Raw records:
+++

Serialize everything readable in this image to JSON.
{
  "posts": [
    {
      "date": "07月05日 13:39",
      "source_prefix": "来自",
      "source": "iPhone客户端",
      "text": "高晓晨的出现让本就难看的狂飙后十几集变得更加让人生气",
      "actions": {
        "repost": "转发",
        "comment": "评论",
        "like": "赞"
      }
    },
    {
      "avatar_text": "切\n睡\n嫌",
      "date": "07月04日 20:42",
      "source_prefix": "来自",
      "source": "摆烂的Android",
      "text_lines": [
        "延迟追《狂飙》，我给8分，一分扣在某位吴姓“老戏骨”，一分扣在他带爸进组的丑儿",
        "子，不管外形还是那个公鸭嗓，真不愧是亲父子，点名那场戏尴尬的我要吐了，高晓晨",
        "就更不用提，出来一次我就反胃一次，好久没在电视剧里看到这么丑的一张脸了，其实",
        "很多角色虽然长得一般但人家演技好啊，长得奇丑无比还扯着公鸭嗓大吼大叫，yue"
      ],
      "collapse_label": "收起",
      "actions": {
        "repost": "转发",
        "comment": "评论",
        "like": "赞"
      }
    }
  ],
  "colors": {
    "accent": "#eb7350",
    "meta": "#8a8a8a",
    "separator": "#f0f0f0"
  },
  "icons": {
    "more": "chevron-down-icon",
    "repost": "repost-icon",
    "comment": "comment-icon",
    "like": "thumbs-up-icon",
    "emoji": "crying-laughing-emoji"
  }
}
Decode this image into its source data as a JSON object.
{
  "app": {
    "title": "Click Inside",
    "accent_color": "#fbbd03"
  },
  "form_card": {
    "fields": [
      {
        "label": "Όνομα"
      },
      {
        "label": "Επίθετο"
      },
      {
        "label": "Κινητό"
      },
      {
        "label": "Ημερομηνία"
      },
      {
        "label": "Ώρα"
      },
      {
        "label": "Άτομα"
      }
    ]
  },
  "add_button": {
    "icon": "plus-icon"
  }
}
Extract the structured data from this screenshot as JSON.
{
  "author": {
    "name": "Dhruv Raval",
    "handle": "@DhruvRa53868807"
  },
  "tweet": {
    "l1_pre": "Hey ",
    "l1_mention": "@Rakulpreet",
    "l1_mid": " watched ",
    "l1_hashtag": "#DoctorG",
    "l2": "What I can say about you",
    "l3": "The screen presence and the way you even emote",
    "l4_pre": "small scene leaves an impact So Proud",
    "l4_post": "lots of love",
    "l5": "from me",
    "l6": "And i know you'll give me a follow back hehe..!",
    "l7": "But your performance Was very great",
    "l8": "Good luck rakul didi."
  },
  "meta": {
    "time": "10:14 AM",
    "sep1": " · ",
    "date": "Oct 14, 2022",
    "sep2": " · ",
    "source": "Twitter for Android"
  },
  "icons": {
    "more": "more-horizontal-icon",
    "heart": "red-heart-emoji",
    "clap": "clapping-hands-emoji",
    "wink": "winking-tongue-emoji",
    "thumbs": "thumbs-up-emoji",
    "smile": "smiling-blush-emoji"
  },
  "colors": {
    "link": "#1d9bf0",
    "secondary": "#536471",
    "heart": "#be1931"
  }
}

+++

OBJECTIVE: Exactly reproduce all of the entries above.

SOLUTION:
Serialize everything readable in this image to JSON.
{
  "posts": [
    {
      "date": "07月05日 13:39",
      "source_prefix": "来自",
      "source": "iPhone客户端",
      "text": "高晓晨的出现让本就难看的狂飙后十几集变得更加让人生气",
      "actions": {
        "repost": "转发",
        "comment": "评论",
        "like": "赞"
      }
    },
    {
      "avatar_text": "切\n睡\n嫌",
      "date": "07月04日 20:42",
      "source_prefix": "来自",
      "source": "摆烂的Android",
      "text_lines": [
        "延迟追《狂飙》，我给8分，一分扣在某位吴姓“老戏骨”，一分扣在他带爸进组的丑儿",
        "子，不管外形还是那个公鸭嗓，真不愧是亲父子，点名那场戏尴尬的我要吐了，高晓晨",
        "就更不用提，出来一次我就反胃一次，好久没在电视剧里看到这么丑的一张脸了，其实",
        "很多角色虽然长得一般但人家演技好啊，长得奇丑无比还扯着公鸭嗓大吼大叫，yue"
      ],
      "collapse_label": "收起",
      "actions": {
        "repost": "转发",
        "comment": "评论",
        "like": "赞"
      }
    }
  ],
  "colors": {
    "accent": "#eb7350",
    "meta": "#8a8a8a",
    "separator": "#f0f0f0"
  },
  "icons": {
    "more": "chevron-down-icon",
    "repost": "repost-icon",
    "comment": "comment-icon",
    "like": "thumbs-up-icon",
    "emoji": "crying-laughing-emoji"
  }
}
Decode this image into its source data as a JSON object.
{
  "app": {
    "title": "Click Inside",
    "accent_color": "#fbbd03"
  },
  "form_card": {
    "fields": [
      {
        "label": "Όνομα"
      },
      {
        "label": "Επίθετο"
      },
      {
        "label": "Κινητό"
      },
      {
        "label": "Ημερομηνία"
      },
      {
        "label": "Ώρα"
      },
      {
        "label": "Άτομα"
      }
    ]
  },
  "add_button": {
    "icon": "plus-icon"
  }
}
Extract the structured data from this screenshot as JSON.
{
  "author": {
    "name": "Dhruv Raval",
    "handle": "@DhruvRa53868807"
  },
  "tweet": {
    "l1_pre": "Hey ",
    "l1_mention": "@Rakulpreet",
    "l1_mid": " watched ",
    "l1_hashtag": "#DoctorG",
    "l2": "What I can say about you",
    "l3": "The screen presence and the way you even emote",
    "l4_pre": "small scene leaves an impact So Proud",
    "l4_post": "lots of love",
    "l5": "from me",
    "l6": "And i know you'll give me a follow back hehe..!",
    "l7": "But your performance Was very great",
    "l8": "Good luck rakul didi."
  },
  "meta": {
    "time": "10:14 AM",
    "sep1": " · ",
    "date": "Oct 14, 2022",
    "sep2": " · ",
    "source": "Twitter for Android"
  },
  "icons": {
    "more": "more-horizontal-icon",
    "heart": "red-heart-emoji",
    "clap": "clapping-hands-emoji",
    "wink": "winking-tongue-emoji",
    "thumbs": "thumbs-up-emoji",
    "smile": "smiling-blush-emoji"
  },
  "colors": {
    "link": "#1d9bf0",
    "secondary": "#536471",
    "heart": "#be1931"
  }
}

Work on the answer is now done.